** Supplied data **
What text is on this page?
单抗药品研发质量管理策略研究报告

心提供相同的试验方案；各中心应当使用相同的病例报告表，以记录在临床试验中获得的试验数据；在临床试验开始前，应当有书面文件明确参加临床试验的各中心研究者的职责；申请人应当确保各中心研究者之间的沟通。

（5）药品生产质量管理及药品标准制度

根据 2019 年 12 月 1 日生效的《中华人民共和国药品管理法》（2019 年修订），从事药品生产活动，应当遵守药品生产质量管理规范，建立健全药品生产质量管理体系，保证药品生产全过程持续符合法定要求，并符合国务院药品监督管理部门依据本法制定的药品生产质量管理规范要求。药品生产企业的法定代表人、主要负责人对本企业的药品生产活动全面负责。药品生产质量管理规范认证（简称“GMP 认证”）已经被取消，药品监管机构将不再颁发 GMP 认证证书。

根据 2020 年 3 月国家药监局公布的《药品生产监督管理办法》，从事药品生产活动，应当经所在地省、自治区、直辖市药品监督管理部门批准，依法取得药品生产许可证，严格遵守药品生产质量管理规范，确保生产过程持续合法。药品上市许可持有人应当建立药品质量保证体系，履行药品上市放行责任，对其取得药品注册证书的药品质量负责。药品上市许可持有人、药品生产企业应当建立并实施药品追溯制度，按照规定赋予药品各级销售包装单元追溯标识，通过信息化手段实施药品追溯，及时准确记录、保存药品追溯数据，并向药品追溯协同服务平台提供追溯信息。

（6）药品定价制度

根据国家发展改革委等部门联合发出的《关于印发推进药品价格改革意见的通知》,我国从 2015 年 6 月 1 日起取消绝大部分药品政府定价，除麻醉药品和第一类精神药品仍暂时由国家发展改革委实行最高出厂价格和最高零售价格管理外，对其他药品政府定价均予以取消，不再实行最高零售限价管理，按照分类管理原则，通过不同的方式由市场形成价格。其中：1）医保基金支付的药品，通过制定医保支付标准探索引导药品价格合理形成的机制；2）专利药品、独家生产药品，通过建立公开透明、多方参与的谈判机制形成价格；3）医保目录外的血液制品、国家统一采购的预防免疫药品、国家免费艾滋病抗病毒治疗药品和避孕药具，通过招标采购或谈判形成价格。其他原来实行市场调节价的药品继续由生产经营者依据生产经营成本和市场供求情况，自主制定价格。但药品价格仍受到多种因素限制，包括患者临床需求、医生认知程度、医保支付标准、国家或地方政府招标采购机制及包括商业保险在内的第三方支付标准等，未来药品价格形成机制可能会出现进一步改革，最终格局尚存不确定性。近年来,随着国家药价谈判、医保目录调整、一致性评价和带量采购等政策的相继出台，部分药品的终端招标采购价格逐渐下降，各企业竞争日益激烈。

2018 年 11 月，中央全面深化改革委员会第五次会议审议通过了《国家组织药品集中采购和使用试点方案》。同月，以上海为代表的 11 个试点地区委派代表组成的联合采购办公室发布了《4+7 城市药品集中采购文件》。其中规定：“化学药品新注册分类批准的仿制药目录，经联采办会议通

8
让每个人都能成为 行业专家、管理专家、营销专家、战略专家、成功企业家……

** What the task asks **
The records above need to be transcribed in full. Keep every character unchanged.

** Answer in full **
What text is on this page?
单抗药品研发质量管理策略研究报告

心提供相同的试验方案；各中心应当使用相同的病例报告表，以记录在临床试验中获得的试验数据；在临床试验开始前，应当有书面文件明确参加临床试验的各中心研究者的职责；申请人应当确保各中心研究者之间的沟通。

（5）药品生产质量管理及药品标准制度

根据 2019 年 12 月 1 日生效的《中华人民共和国药品管理法》（2019 年修订），从事药品生产活动，应当遵守药品生产质量管理规范，建立健全药品生产质量管理体系，保证药品生产全过程持续符合法定要求，并符合国务院药品监督管理部门依据本法制定的药品生产质量管理规范要求。药品生产企业的法定代表人、主要负责人对本企业的药品生产活动全面负责。药品生产质量管理规范认证（简称“GMP 认证”）已经被取消，药品监管机构将不再颁发 GMP 认证证书。

根据 2020 年 3 月国家药监局公布的《药品生产监督管理办法》，从事药品生产活动，应当经所在地省、自治区、直辖市药品监督管理部门批准，依法取得药品生产许可证，严格遵守药品生产质量管理规范，确保生产过程持续合法。药品上市许可持有人应当建立药品质量保证体系，履行药品上市放行责任，对其取得药品注册证书的药品质量负责。药品上市许可持有人、药品生产企业应当建立并实施药品追溯制度，按照规定赋予药品各级销售包装单元追溯标识，通过信息化手段实施药品追溯，及时准确记录、保存药品追溯数据，并向药品追溯协同服务平台提供追溯信息。

（6）药品定价制度

根据国家发展改革委等部门联合发出的《关于印发推进药品价格改革意见的通知》,我国从 2015 年 6 月 1 日起取消绝大部分药品政府定价，除麻醉药品和第一类精神药品仍暂时由国家发展改革委实行最高出厂价格和最高零售价格管理外，对其他药品政府定价均予以取消，不再实行最高零售限价管理，按照分类管理原则，通过不同的方式由市场形成价格。其中：1）医保基金支付的药品，通过制定医保支付标准探索引导药品价格合理形成的机制；2）专利药品、独家生产药品，通过建立公开透明、多方参与的谈判机制形成价格；3）医保目录外的血液制品、国家统一采购的预防免疫药品、国家免费艾滋病抗病毒治疗药品和避孕药具，通过招标采购或谈判形成价格。其他原来实行市场调节价的药品继续由生产经营者依据生产经营成本和市场供求情况，自主制定价格。但药品价格仍受到多种因素限制，包括患者临床需求、医生认知程度、医保支付标准、国家或地方政府招标采购机制及包括商业保险在内的第三方支付标准等，未来药品价格形成机制可能会出现进一步改革，最终格局尚存不确定性。近年来,随着国家药价谈判、医保目录调整、一致性评价和带量采购等政策的相继出台，部分药品的终端招标采购价格逐渐下降，各企业竞争日益激烈。

2018 年 11 月，中央全面深化改革委员会第五次会议审议通过了《国家组织药品集中采购和使用试点方案》。同月，以上海为代表的 11 个试点地区委派代表组成的联合采购办公室发布了《4+7 城市药品集中采购文件》。其中规定：“化学药品新注册分类批准的仿制药目录，经联采办会议通

8
让每个人都能成为 行业专家、管理专家、营销专家、战略专家、成功企业家……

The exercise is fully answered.